*GIVEN DATA*.
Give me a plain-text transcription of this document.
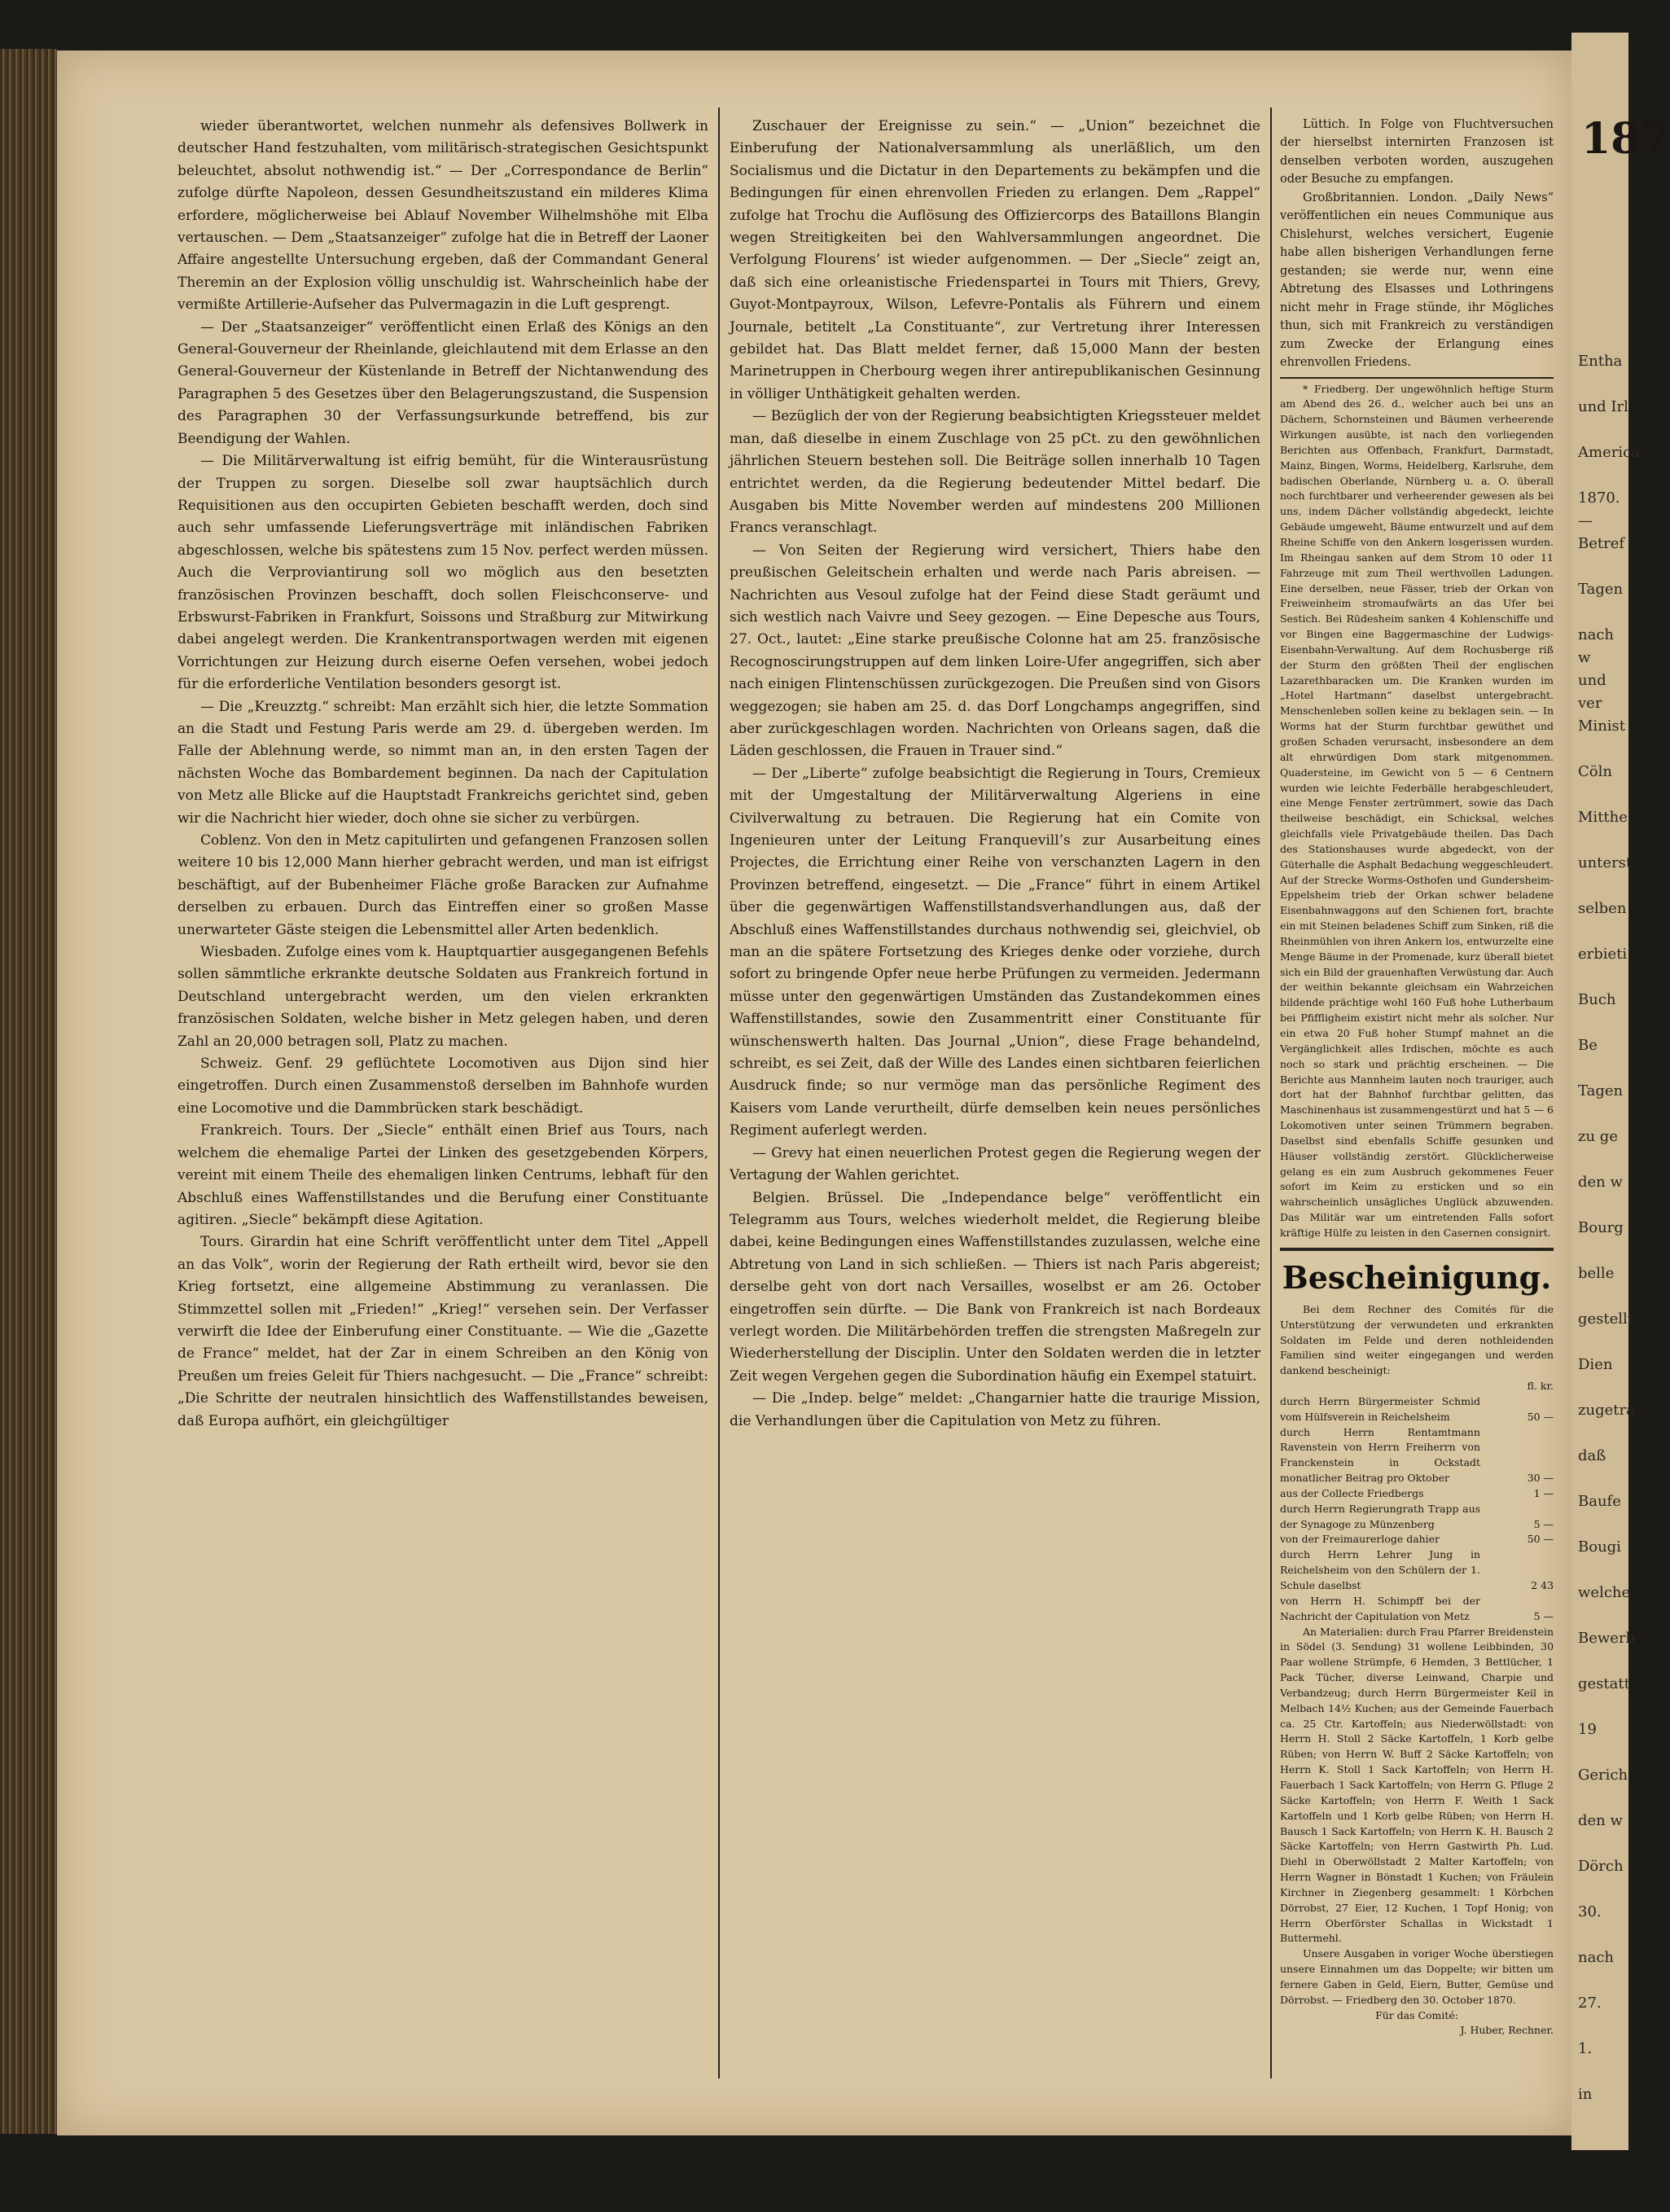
wieder überantwortet, welchen nunmehr als defensives Bollwerk in deutscher Hand festzuhalten, vom militärisch-strategischen Gesichtspunkt beleuchtet, absolut nothwendig ist.“ — Der „Correspondance de Berlin“ zufolge dürfte Napoleon, dessen Gesundheitszustand ein milderes Klima erfordere, möglicherweise bei Ablauf November Wilhelmshöhe mit Elba vertauschen. — Dem „Staatsanzeiger“ zufolge hat die in Betreff der Laoner Affaire angestellte Untersuchung ergeben, daß der Commandant General Theremin an der Explosion völlig unschuldig ist. Wahrscheinlich habe der vermißte Artillerie-Aufseher das Pulvermagazin in die Luft gesprengt.

— Der „Staatsanzeiger“ veröffentlicht einen Erlaß des Königs an den General-Gouverneur der Rheinlande, gleichlautend mit dem Erlasse an den General-Gouverneur der Küstenlande in Betreff der Nichtanwendung des Paragraphen 5 des Gesetzes über den Belagerungszustand, die Suspension des Paragraphen 30 der Verfassungsurkunde betreffend, bis zur Beendigung der Wahlen.

— Die Militärverwaltung ist eifrig bemüht, für die Winterausrüstung der Truppen zu sorgen. Dieselbe soll zwar hauptsächlich durch Requisitionen aus den occupirten Gebieten beschafft werden, doch sind auch sehr umfassende Lieferungsverträge mit inländischen Fabriken abgeschlossen, welche bis spätestens zum 15 Nov. perfect werden müssen. Auch die Verproviantirung soll wo möglich aus den besetzten französischen Provinzen beschafft, doch sollen Fleischconserve- und Erbswurst-Fabriken in Frankfurt, Soissons und Straßburg zur Mitwirkung dabei angelegt werden. Die Krankentransportwagen werden mit eigenen Vorrichtungen zur Heizung durch eiserne Oefen versehen, wobei jedoch für die erforderliche Ventilation besonders gesorgt ist.

— Die „Kreuzztg.“ schreibt: Man erzählt sich hier, die letzte Sommation an die Stadt und Festung Paris werde am 29. d. übergeben werden. Im Falle der Ablehnung werde, so nimmt man an, in den ersten Tagen der nächsten Woche das Bombardement beginnen. Da nach der Capitulation von Metz alle Blicke auf die Hauptstadt Frankreichs gerichtet sind, geben wir die Nachricht hier wieder, doch ohne sie sicher zu verbürgen.

Coblenz. Von den in Metz capitulirten und gefangenen Franzosen sollen weitere 10 bis 12,000 Mann hierher gebracht werden, und man ist eifrigst beschäftigt, auf der Bubenheimer Fläche große Baracken zur Aufnahme derselben zu erbauen. Durch das Eintreffen einer so großen Masse unerwarteter Gäste steigen die Lebensmittel aller Arten bedenklich.

Wiesbaden. Zufolge eines vom k. Hauptquartier ausgegangenen Befehls sollen sämmtliche erkrankte deutsche Soldaten aus Frankreich fortund in Deutschland untergebracht werden, um den vielen erkrankten französischen Soldaten, welche bisher in Metz gelegen haben, und deren Zahl an 20,000 betragen soll, Platz zu machen.

Schweiz. Genf. 29 geflüchtete Locomotiven aus Dijon sind hier eingetroffen. Durch einen Zusammenstoß derselben im Bahnhofe wurden eine Locomotive und die Dammbrücken stark beschädigt.

Frankreich. Tours. Der „Siecle“ enthält einen Brief aus Tours, nach welchem die ehemalige Partei der Linken des gesetzgebenden Körpers, vereint mit einem Theile des ehemaligen linken Centrums, lebhaft für den Abschluß eines Waffenstillstandes und die Berufung einer Constituante agitiren. „Siecle“ bekämpft diese Agitation.

Tours. Girardin hat eine Schrift veröffentlicht unter dem Titel „Appell an das Volk“, worin der Regierung der Rath ertheilt wird, bevor sie den Krieg fortsetzt, eine allgemeine Abstimmung zu veranlassen. Die Stimmzettel sollen mit „Frieden!“ „Krieg!“ versehen sein. Der Verfasser verwirft die Idee der Einberufung einer Constituante. — Wie die „Gazette de France“ meldet, hat der Zar in einem Schreiben an den König von Preußen um freies Geleit für Thiers nachgesucht. — Die „France“ schreibt: „Die Schritte der neutralen hinsichtlich des Waffenstillstandes beweisen, daß Europa aufhört, ein gleichgültiger

Zuschauer der Ereignisse zu sein.“ — „Union“ bezeichnet die Einberufung der Nationalversammlung als unerläßlich, um den Socialismus und die Dictatur in den Departements zu bekämpfen und die Bedingungen für einen ehrenvollen Frieden zu erlangen. Dem „Rappel“ zufolge hat Trochu die Auflösung des Offiziercorps des Bataillons Blangin wegen Streitigkeiten bei den Wahlversammlungen angeordnet. Die Verfolgung Flourens’ ist wieder aufgenommen. — Der „Siecle“ zeigt an, daß sich eine orleanistische Friedenspartei in Tours mit Thiers, Grevy, Guyot-Montpayroux, Wilson, Lefevre-Pontalis als Führern und einem Journale, betitelt „La Constituante“, zur Vertretung ihrer Interessen gebildet hat. Das Blatt meldet ferner, daß 15,000 Mann der besten Marinetruppen in Cherbourg wegen ihrer antirepublikanischen Gesinnung in völliger Unthätigkeit gehalten werden.

— Bezüglich der von der Regierung beabsichtigten Kriegssteuer meldet man, daß dieselbe in einem Zuschlage von 25 pCt. zu den gewöhnlichen jährlichen Steuern bestehen soll. Die Beiträge sollen innerhalb 10 Tagen entrichtet werden, da die Regierung bedeutender Mittel bedarf. Die Ausgaben bis Mitte November werden auf mindestens 200 Millionen Francs veranschlagt.

— Von Seiten der Regierung wird versichert, Thiers habe den preußischen Geleitschein erhalten und werde nach Paris abreisen. — Nachrichten aus Vesoul zufolge hat der Feind diese Stadt geräumt und sich westlich nach Vaivre und Seey gezogen. — Eine Depesche aus Tours, 27. Oct., lautet: „Eine starke preußische Colonne hat am 25. französische Recognoscirungstruppen auf dem linken Loire-Ufer angegriffen, sich aber nach einigen Flintenschüssen zurückgezogen. Die Preußen sind von Gisors weggezogen; sie haben am 25. d. das Dorf Longchamps angegriffen, sind aber zurückgeschlagen worden. Nachrichten von Orleans sagen, daß die Läden geschlossen, die Frauen in Trauer sind.“

— Der „Liberte“ zufolge beabsichtigt die Regierung in Tours, Cremieux mit der Umgestaltung der Militärverwaltung Algeriens in eine Civilverwaltung zu betrauen. Die Regierung hat ein Comite von Ingenieuren unter der Leitung Franquevill’s zur Ausarbeitung eines Projectes, die Errichtung einer Reihe von verschanzten Lagern in den Provinzen betreffend, eingesetzt. — Die „France“ führt in einem Artikel über die gegenwärtigen Waffenstillstandsverhandlungen aus, daß der Abschluß eines Waffenstillstandes durchaus nothwendig sei, gleichviel, ob man an die spätere Fortsetzung des Krieges denke oder vorziehe, durch sofort zu bringende Opfer neue herbe Prüfungen zu vermeiden. Jedermann müsse unter den gegenwärtigen Umständen das Zustandekommen eines Waffenstillstandes, sowie den Zusammentritt einer Constituante für wünschenswerth halten. Das Journal „Union“, diese Frage behandelnd, schreibt, es sei Zeit, daß der Wille des Landes einen sichtbaren feierlichen Ausdruck finde; so nur vermöge man das persönliche Regiment des Kaisers vom Lande verurtheilt, dürfe demselben kein neues persönliches Regiment auferlegt werden.

— Grevy hat einen neuerlichen Protest gegen die Regierung wegen der Vertagung der Wahlen gerichtet.

Belgien. Brüssel. Die „Independance belge“ veröffentlicht ein Telegramm aus Tours, welches wiederholt meldet, die Regierung bleibe dabei, keine Bedingungen eines Waffenstillstandes zuzulassen, welche eine Abtretung von Land in sich schließen. — Thiers ist nach Paris abgereist; derselbe geht von dort nach Versailles, woselbst er am 26. October eingetroffen sein dürfte. — Die Bank von Frankreich ist nach Bordeaux verlegt worden. Die Militärbehörden treffen die strengsten Maßregeln zur Wiederherstellung der Disciplin. Unter den Soldaten werden die in letzter Zeit wegen Vergehen gegen die Subordination häufig ein Exempel statuirt.

— Die „Indep. belge“ meldet: „Changarnier hatte die traurige Mission, die Verhandlungen über die Capitulation von Metz zu führen.

Lüttich. In Folge von Fluchtversuchen der hierselbst internirten Franzosen ist denselben verboten worden, auszugehen oder Besuche zu empfangen.

Großbritannien. London. „Daily News“ veröffentlichen ein neues Communique aus Chislehurst, welches versichert, Eugenie habe allen bisherigen Verhandlungen ferne gestanden; sie werde nur, wenn eine Abtretung des Elsasses und Lothringens nicht mehr in Frage stünde, ihr Mögliches thun, sich mit Frankreich zu verständigen zum Zwecke der Erlangung eines ehrenvollen Friedens.

* Friedberg. Der ungewöhnlich heftige Sturm am Abend des 26. d., welcher auch bei uns an Dächern, Schornsteinen und Bäumen verheerende Wirkungen ausübte, ist nach den vorliegenden Berichten aus Offenbach, Frankfurt, Darmstadt, Mainz, Bingen, Worms, Heidelberg, Karlsruhe, dem badischen Oberlande, Nürnberg u. a. O. überall noch furchtbarer und verheerender gewesen als bei uns, indem Dächer vollständig abgedeckt, leichte Gebäude umgeweht, Bäume entwurzelt und auf dem Rheine Schiffe von den Ankern losgerissen wurden. Im Rheingau sanken auf dem Strom 10 oder 11 Fahrzeuge mit zum Theil werthvollen Ladungen. Eine derselben, neue Fässer, trieb der Orkan von Freiweinheim stromaufwärts an das Ufer bei Sestich. Bei Rüdesheim sanken 4 Kohlenschiffe und vor Bingen eine Baggermaschine der Ludwigs-Eisenbahn-Verwaltung. Auf dem Rochusberge riß der Sturm den größten Theil der englischen Lazarethbaracken um. Die Kranken wurden im „Hotel Hartmann“ daselbst untergebracht. Menschenleben sollen keine zu beklagen sein. — In Worms hat der Sturm furchtbar gewüthet und großen Schaden verursacht, insbesondere an dem alt ehrwürdigen Dom stark mitgenommen. Quadersteine, im Gewicht von 5 — 6 Centnern wurden wie leichte Federbälle herabgeschleudert, eine Menge Fenster zertrümmert, sowie das Dach theilweise beschädigt, ein Schicksal, welches gleichfalls viele Privatgebäude theilen. Das Dach des Stationshauses wurde abgedeckt, von der Güterhalle die Asphalt Bedachung weggeschleudert. Auf der Strecke Worms-Osthofen und Gundersheim-Eppelsheim trieb der Orkan schwer beladene Eisenbahnwaggons auf den Schienen fort, brachte ein mit Steinen beladenes Schiff zum Sinken, riß die Rheinmühlen von ihren Ankern los, entwurzelte eine Menge Bäume in der Promenade, kurz überall bietet sich ein Bild der grauenhaften Verwüstung dar. Auch der weithin bekannte gleichsam ein Wahrzeichen bildende prächtige wohl 160 Fuß hohe Lutherbaum bei Pfiffligheim existirt nicht mehr als solcher. Nur ein etwa 20 Fuß hoher Stumpf mahnet an die Vergänglichkeit alles Irdischen, möchte es auch noch so stark und prächtig erscheinen. — Die Berichte aus Mannheim lauten noch trauriger, auch dort hat der Bahnhof furchtbar gelitten, das Maschinenhaus ist zusammengestürzt und hat 5 — 6 Lokomotiven unter seinen Trümmern begraben. Daselbst sind ebenfalls Schiffe gesunken und Häuser vollständig zerstört. Glücklicherweise gelang es ein zum Ausbruch gekommenes Feuer sofort im Keim zu ersticken und so ein wahrscheinlich unsägliches Unglück abzuwenden. Das Militär war um eintretenden Falls sofort kräftige Hülfe zu leisten in den Casernen consignirt.

Bescheinigung.

Bei dem Rechner des Comités für die Unterstützung der verwundeten und erkrankten Soldaten im Felde und deren nothleidenden Familien sind weiter eingegangen und werden dankend bescheinigt:

fl. kr.
durch Herrn Bürgermeister Schmid vom Hülfsverein in Reichelsheim	50 —
durch Herrn Rentamtmann Ravenstein von Herrn Freiherrn von Franckenstein in Ockstadt monatlicher Beitrag pro Oktober	30 —
aus der Collecte Friedbergs	1 —
durch Herrn Regierungrath Trapp aus der Synagoge zu Münzenberg	5 —
von der Freimaurerloge dahier	50 —
durch Herrn Lehrer Jung in Reichelsheim von den Schülern der 1. Schule daselbst	2 43
von Herrn H. Schimpff bei der Nachricht der Capitulation von Metz	5 —

An Materialien: durch Frau Pfarrer Breidenstein in Södel (3. Sendung) 31 wollene Leibbinden, 30 Paar wollene Strümpfe, 6 Hemden, 3 Bettlücher, 1 Pack Tücher, diverse Leinwand, Charpie und Verbandzeug; durch Herrn Bürgermeister Keil in Melbach 14½ Kuchen; aus der Gemeinde Fauerbach ca. 25 Ctr. Kartoffeln; aus Niederwöllstadt: von Herrn H. Stoll 2 Säcke Kartoffeln, 1 Korb gelbe Rüben; von Herrn W. Buff 2 Säcke Kartoffeln; von Herrn K. Stoll 1 Sack Kartoffeln; von Herrn H. Fauerbach 1 Sack Kartoffeln; von Herrn G. Pfluge 2 Säcke Kartoffeln; von Herrn F. Weith 1 Sack Kartoffeln und 1 Korb gelbe Rüben; von Herrn H. Bausch 1 Sack Kartoffeln; von Herrn K. H. Bausch 2 Säcke Kartoffeln; von Herrn Gastwirth Ph. Lud. Diehl in Oberwöllstadt 2 Malter Kartoffeln; von Herrn Wagner in Bönstadt 1 Kuchen; von Fräulein Kirchner in Ziegenberg gesammelt: 1 Körbchen Dörrobst, 27 Eier, 12 Kuchen, 1 Topf Honig; von Herrn Oberförster Schallas in Wickstadt 1 Buttermehl.

Unsere Ausgaben in voriger Woche überstiegen unsere Einnahmen um das Doppelte; wir bitten um fernere Gaben in Geld, Eiern, Butter, Gemüse und Dörrobst. — Friedberg den 30. October 1870.

Für das Comité:
J. Huber, Rechner.
187
Entha
und Irl
America
1870. —
Betref
Tagen
nach w
und ver
Minist
Cöln
Mitthe
unterst
selben
erbieti
Buch
Be
Tagen
zu ge
den w
Bourg
belle
gestellt
Dien
zugetra
daß
Baufe
Bougi
welche
Bewerb
gestatt
19
Gerich
den w
Dörch
30.
nach
27.
1.
in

*WHAT THE EXERCISE ASKS*.
Give every line of the material that includes the string "Reichelsheim".

*EXERCISE SOLUTION*.
durch Herrn Bürgermeister Schmid vom Hülfsverein in Reichelsheim	50 —
durch Herrn Lehrer Jung in Reichelsheim von den Schülern der 1. Schule daselbst	2 43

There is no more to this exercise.